Look through the data below and count each line where the word "name" appears. Reply with the count alone.

RAW RECORDS:
========================================================================
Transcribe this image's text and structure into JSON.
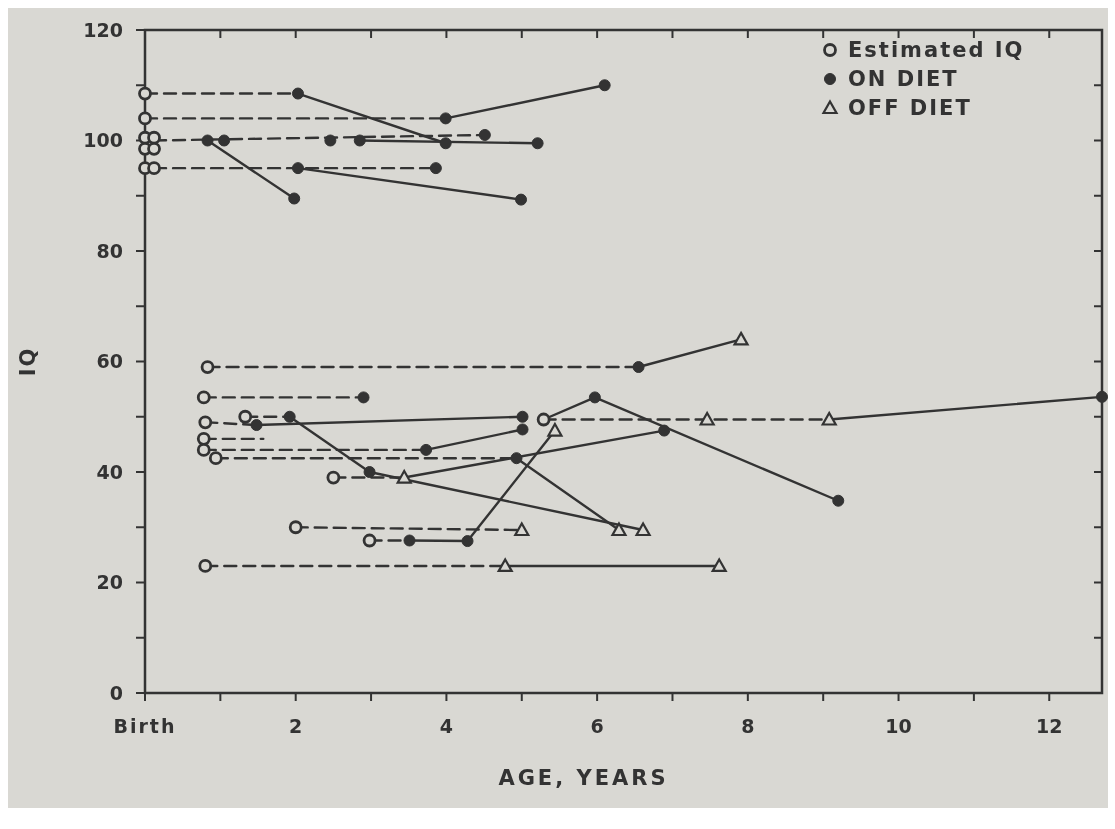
{
  "chart_data": {
    "type": "line",
    "xlabel": "AGE, YEARS",
    "ylabel": "IQ",
    "xlim": [
      0,
      12.7
    ],
    "ylim": [
      0,
      120
    ],
    "xticks": [
      {
        "value": 0,
        "label": "Birth"
      },
      {
        "value": 1,
        "label": null
      },
      2,
      {
        "value": 3,
        "label": null
      },
      4,
      {
        "value": 5,
        "label": null
      },
      6,
      {
        "value": 7,
        "label": null
      },
      8,
      {
        "value": 9,
        "label": null
      },
      10,
      {
        "value": 11,
        "label": null
      },
      12
    ],
    "yticks": [
      0,
      {
        "value": 10,
        "label": null
      },
      20,
      {
        "value": 30,
        "label": null
      },
      40,
      {
        "value": 50,
        "label": null
      },
      60,
      {
        "value": 70,
        "label": null
      },
      80,
      {
        "value": 90,
        "label": null
      },
      100,
      {
        "value": 110,
        "label": null
      },
      120
    ],
    "grid": false,
    "legend": "top right",
    "series": [
      {
        "color": "#333333",
        "line_style": "dashed",
        "marker": "none",
        "x": [
          0,
          2.03
        ],
        "values": [
          108.5,
          108.5
        ]
      },
      {
        "color": "#333333",
        "line_style": "solid",
        "marker": "none",
        "x": [
          2.03,
          3.99
        ],
        "values": [
          108.5,
          99.5
        ]
      },
      {
        "color": "#333333",
        "line_style": "dashed",
        "marker": "none",
        "x": [
          0,
          3.99
        ],
        "values": [
          104,
          104
        ]
      },
      {
        "color": "#333333",
        "line_style": "solid",
        "marker": "none",
        "x": [
          3.99,
          6.1
        ],
        "values": [
          104,
          110
        ]
      },
      {
        "color": "#333333",
        "line_style": "dashed",
        "marker": "none",
        "x": [
          0.12,
          4.51
        ],
        "values": [
          100,
          101
        ]
      },
      {
        "color": "#333333",
        "line_style": "solid",
        "marker": "none",
        "x": [
          0.83,
          1.98
        ],
        "values": [
          100,
          89.5
        ]
      },
      {
        "color": "#333333",
        "line_style": "solid",
        "marker": "none",
        "x": [
          2.85,
          5.21
        ],
        "values": [
          100,
          99.5
        ]
      },
      {
        "color": "#333333",
        "line_style": "dashed",
        "marker": "none",
        "x": [
          0.12,
          3.86
        ],
        "values": [
          95,
          95
        ]
      },
      {
        "color": "#333333",
        "line_style": "solid",
        "marker": "none",
        "x": [
          2.03,
          4.99
        ],
        "values": [
          95,
          89.3
        ]
      },
      {
        "color": "#333333",
        "line_style": "dashed",
        "marker": "none",
        "x": [
          0.83,
          6.55
        ],
        "values": [
          59,
          59
        ]
      },
      {
        "color": "#333333",
        "line_style": "solid",
        "marker": "none",
        "x": [
          6.55,
          7.91
        ],
        "values": [
          59,
          64
        ]
      },
      {
        "color": "#333333",
        "line_style": "dashed",
        "marker": "none",
        "x": [
          0.78,
          2.9
        ],
        "values": [
          53.5,
          53.5
        ]
      },
      {
        "color": "#333333",
        "line_style": "dashed",
        "marker": "none",
        "x": [
          0.8,
          1.48
        ],
        "values": [
          49,
          48.5
        ]
      },
      {
        "color": "#333333",
        "line_style": "solid",
        "marker": "none",
        "x": [
          1.48,
          5.01
        ],
        "values": [
          48.5,
          50
        ]
      },
      {
        "color": "#333333",
        "line_style": "dashed",
        "marker": "none",
        "x": [
          1.33,
          1.92
        ],
        "values": [
          50,
          50
        ]
      },
      {
        "color": "#333333",
        "line_style": "solid",
        "marker": "none",
        "x": [
          1.92,
          2.98,
          6.61
        ],
        "values": [
          50,
          40,
          29.5
        ]
      },
      {
        "color": "#333333",
        "line_style": "dashed",
        "marker": "none",
        "x": [
          0.78,
          1.57
        ],
        "values": [
          46,
          46
        ]
      },
      {
        "color": "#333333",
        "line_style": "dashed",
        "marker": "none",
        "x": [
          0.78,
          3.73
        ],
        "values": [
          44,
          44
        ]
      },
      {
        "color": "#333333",
        "line_style": "solid",
        "marker": "none",
        "x": [
          3.73,
          5.01
        ],
        "values": [
          44,
          47.7
        ]
      },
      {
        "color": "#333333",
        "line_style": "dashed",
        "marker": "none",
        "x": [
          0.94,
          4.93
        ],
        "values": [
          42.5,
          42.5
        ]
      },
      {
        "color": "#333333",
        "line_style": "solid",
        "marker": "none",
        "x": [
          4.93,
          6.29
        ],
        "values": [
          42.5,
          29.5
        ]
      },
      {
        "color": "#333333",
        "line_style": "dashed",
        "marker": "none",
        "x": [
          2.5,
          3.44
        ],
        "values": [
          39,
          39
        ]
      },
      {
        "color": "#333333",
        "line_style": "solid",
        "marker": "none",
        "x": [
          3.44,
          6.89
        ],
        "values": [
          39,
          47.5
        ]
      },
      {
        "color": "#333333",
        "line_style": "solid",
        "marker": "none",
        "x": [
          5.29,
          5.97,
          9.2
        ],
        "values": [
          49.5,
          53.5,
          34.8
        ]
      },
      {
        "color": "#333333",
        "line_style": "dashed",
        "marker": "none",
        "x": [
          5.29,
          9.08
        ],
        "values": [
          49.5,
          49.5
        ]
      },
      {
        "color": "#333333",
        "line_style": "solid",
        "marker": "none",
        "x": [
          9.08,
          12.7
        ],
        "values": [
          49.5,
          53.6
        ]
      },
      {
        "color": "#333333",
        "line_style": "dashed",
        "marker": "none",
        "x": [
          2.0,
          5.0
        ],
        "values": [
          30,
          29.5
        ]
      },
      {
        "color": "#333333",
        "line_style": "dashed",
        "marker": "none",
        "x": [
          2.98,
          3.51
        ],
        "values": [
          27.6,
          27.6
        ]
      },
      {
        "color": "#333333",
        "line_style": "solid",
        "marker": "none",
        "x": [
          3.51,
          4.28,
          5.44
        ],
        "values": [
          27.6,
          27.5,
          47.5
        ]
      },
      {
        "color": "#333333",
        "line_style": "dashed",
        "marker": "none",
        "x": [
          0.8,
          4.78
        ],
        "values": [
          23,
          23
        ]
      },
      {
        "color": "#333333",
        "line_style": "solid",
        "marker": "none",
        "x": [
          4.78,
          7.62
        ],
        "values": [
          23,
          23
        ]
      },
      {
        "type": "scatter",
        "name": "Estimated IQ",
        "color": "#333333",
        "marker": "circle",
        "x": [
          0,
          0,
          0,
          0.12,
          0,
          0.12,
          0,
          0.12,
          0.83,
          0.78,
          0.8,
          1.33,
          0.78,
          0.78,
          0.94,
          2.5,
          5.29,
          2.0,
          2.98,
          0.8
        ],
        "values": [
          108.5,
          104,
          100.5,
          100.5,
          98.5,
          98.5,
          95,
          95,
          59,
          53.5,
          49,
          50,
          46,
          44,
          42.5,
          39,
          49.5,
          30,
          27.6,
          23
        ]
      },
      {
        "type": "scatter",
        "name": "ON DIET",
        "color": "#333333",
        "marker": "circle",
        "x": [
          2.03,
          3.99,
          6.1,
          3.99,
          0.83,
          1.05,
          2.46,
          2.85,
          4.51,
          5.21,
          1.98,
          2.03,
          3.86,
          4.99,
          6.55,
          2.9,
          1.48,
          5.01,
          1.92,
          2.98,
          3.73,
          5.01,
          4.93,
          6.89,
          5.97,
          9.2,
          12.7,
          3.51,
          4.28
        ],
        "values": [
          108.5,
          104,
          110,
          99.5,
          100,
          100,
          100,
          100,
          101,
          99.5,
          89.5,
          95,
          95,
          89.3,
          59,
          53.5,
          48.5,
          50,
          50,
          40,
          44,
          47.7,
          42.5,
          47.5,
          53.5,
          34.8,
          53.6,
          27.6,
          27.5
        ]
      },
      {
        "type": "scatter",
        "name": "OFF DIET",
        "color": "#333333",
        "marker": "triangle",
        "x": [
          7.91,
          3.44,
          6.29,
          6.61,
          7.46,
          9.08,
          5.0,
          5.44,
          4.78,
          7.62
        ],
        "values": [
          64,
          39,
          29.5,
          29.5,
          49.5,
          49.5,
          29.5,
          47.5,
          23,
          23
        ]
      }
    ]
  }
}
========================================================================
RESPONSE: 3